[Aufgabenliste]
**a.** Wer hat laut dem Textauszug zur Realitätstheorie Argumente gegen die Realität zusammengetragen?
**b.** Führen Sie den Textauszug zur Realitätstheorie nach seinem letzten Satz weiter.

Die Realitätstheorie ...

und was an ihr wirklich dran ist.



Seit Anbeginn der Zeiten hat sich die Wissenschaft vor allem mit einer Frage auseinandergesetzt: Gibt es die Wirklichkeit? Oder, um es moderner auszudrücken: Kommt der Realität tatsächlich Echtheitscharakter zu? Die Frage zu beantworten, scheint einfach. Dadurch, daß Sie diese Zeitung hier in der Hand halten, werden Sie sagen, ist doch der Beweis erbracht: die Wirklichkeit gibt es. Doch Vorsicht! Unser Ressortleiter ‹Kunst und Wissenschaft› hat einleuchtende Argumente gegen die Realität zusammengetragen. Hier die Ergebnisse seiner Nichtfeldstudie.

Wer sind sie?

[Bereitgestellte Angaben]
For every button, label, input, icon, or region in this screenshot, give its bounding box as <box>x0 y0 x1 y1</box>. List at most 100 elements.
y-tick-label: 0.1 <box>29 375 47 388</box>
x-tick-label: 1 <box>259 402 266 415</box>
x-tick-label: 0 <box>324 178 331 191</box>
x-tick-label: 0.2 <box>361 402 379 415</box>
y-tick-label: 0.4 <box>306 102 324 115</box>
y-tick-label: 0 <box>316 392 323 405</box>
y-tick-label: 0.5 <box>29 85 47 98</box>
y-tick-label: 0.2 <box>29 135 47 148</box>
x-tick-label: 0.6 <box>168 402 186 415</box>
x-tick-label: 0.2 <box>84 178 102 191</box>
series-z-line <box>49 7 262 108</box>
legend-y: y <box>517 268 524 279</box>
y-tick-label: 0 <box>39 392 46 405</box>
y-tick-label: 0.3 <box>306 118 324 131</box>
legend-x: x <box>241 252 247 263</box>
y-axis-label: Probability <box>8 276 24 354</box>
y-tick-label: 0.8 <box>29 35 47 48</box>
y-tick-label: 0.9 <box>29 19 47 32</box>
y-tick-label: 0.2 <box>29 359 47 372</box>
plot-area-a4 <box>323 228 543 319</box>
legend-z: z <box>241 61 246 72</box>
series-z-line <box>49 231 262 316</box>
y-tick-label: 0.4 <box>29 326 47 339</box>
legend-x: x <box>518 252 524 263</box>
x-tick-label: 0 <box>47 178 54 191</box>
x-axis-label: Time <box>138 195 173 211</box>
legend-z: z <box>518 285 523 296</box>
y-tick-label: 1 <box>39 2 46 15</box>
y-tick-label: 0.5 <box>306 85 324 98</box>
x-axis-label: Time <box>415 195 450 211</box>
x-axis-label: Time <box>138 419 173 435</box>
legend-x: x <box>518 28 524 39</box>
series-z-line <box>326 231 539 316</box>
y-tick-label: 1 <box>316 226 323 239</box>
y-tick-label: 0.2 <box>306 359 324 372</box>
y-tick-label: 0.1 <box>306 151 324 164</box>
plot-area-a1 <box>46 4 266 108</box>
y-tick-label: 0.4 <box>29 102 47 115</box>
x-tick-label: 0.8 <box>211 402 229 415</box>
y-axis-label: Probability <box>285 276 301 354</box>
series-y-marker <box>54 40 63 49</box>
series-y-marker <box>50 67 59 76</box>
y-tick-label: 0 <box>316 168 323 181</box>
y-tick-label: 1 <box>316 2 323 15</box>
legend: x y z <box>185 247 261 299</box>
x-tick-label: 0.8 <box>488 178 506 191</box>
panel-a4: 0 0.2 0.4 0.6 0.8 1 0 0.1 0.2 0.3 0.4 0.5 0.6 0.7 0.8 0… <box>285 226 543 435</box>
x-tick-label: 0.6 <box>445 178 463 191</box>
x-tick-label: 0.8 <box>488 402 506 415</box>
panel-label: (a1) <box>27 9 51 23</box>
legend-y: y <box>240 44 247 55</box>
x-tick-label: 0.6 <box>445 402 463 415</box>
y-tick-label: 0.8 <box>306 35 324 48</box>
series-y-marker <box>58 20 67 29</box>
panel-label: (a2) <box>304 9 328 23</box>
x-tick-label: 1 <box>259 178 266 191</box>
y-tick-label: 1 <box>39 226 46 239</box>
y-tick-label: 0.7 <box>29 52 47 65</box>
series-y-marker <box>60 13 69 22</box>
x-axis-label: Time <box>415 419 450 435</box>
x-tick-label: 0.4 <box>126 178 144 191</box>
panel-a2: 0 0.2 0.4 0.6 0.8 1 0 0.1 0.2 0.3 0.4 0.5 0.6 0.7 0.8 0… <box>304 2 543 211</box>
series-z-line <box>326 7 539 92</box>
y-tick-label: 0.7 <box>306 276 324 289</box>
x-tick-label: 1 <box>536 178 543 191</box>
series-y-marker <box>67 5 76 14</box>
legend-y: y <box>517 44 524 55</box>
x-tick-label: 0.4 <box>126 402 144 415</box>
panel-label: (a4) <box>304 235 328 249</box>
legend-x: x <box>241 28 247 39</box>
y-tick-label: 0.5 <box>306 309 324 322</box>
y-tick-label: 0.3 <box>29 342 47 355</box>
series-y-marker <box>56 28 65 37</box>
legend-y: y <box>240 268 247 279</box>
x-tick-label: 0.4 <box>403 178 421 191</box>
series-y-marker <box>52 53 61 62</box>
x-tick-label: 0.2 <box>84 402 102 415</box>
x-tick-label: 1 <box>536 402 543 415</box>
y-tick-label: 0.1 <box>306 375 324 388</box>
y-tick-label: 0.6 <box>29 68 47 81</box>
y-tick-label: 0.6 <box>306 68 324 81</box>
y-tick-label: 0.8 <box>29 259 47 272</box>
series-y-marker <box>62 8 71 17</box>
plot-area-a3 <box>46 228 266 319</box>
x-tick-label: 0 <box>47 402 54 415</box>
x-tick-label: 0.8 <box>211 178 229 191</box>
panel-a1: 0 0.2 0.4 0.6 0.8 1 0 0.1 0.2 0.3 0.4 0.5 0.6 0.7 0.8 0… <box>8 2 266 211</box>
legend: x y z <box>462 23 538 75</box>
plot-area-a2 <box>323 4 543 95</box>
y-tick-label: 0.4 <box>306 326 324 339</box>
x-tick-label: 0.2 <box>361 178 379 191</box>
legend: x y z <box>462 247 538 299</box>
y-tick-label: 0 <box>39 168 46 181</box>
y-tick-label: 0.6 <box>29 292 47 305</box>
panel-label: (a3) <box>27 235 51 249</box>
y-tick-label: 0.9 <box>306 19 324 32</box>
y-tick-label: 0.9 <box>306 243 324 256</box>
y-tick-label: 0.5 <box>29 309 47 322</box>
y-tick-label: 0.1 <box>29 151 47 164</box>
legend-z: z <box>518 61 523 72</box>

[Antworten]
**a.** Der Ressortleiter ‹Kunst und Wissenschaft› der Zeitung.

**b.**
Natürlich gibt es viele Helfer und Helfershelfer der Realitätsfanatiker, und manche von ihnen darf man getrost als nützliche Idioten bezeichnen. Andere wiederum sind zwar objektiv gutwillig und aufrecht, doch von jahrzehntelanger Gehirnwäsche schwer geschädigt. Aber, ob gutgläubige Mitläufer oder gerissene Opportunisten, sie sind alle nur Knechte von ihnen. Doch wer, so werden Sie fragen, sind sie? Die Antwort: Sie — das sind alle, die von der Vorstellung einer wirklichen Welt profitieren: Die großen Konzerne, die Fluggesellschaften, die Bundesbahn, die Versicherungen, die Telekom (Papp-Mail und E-Mail), die Politiker und die Reisebüros.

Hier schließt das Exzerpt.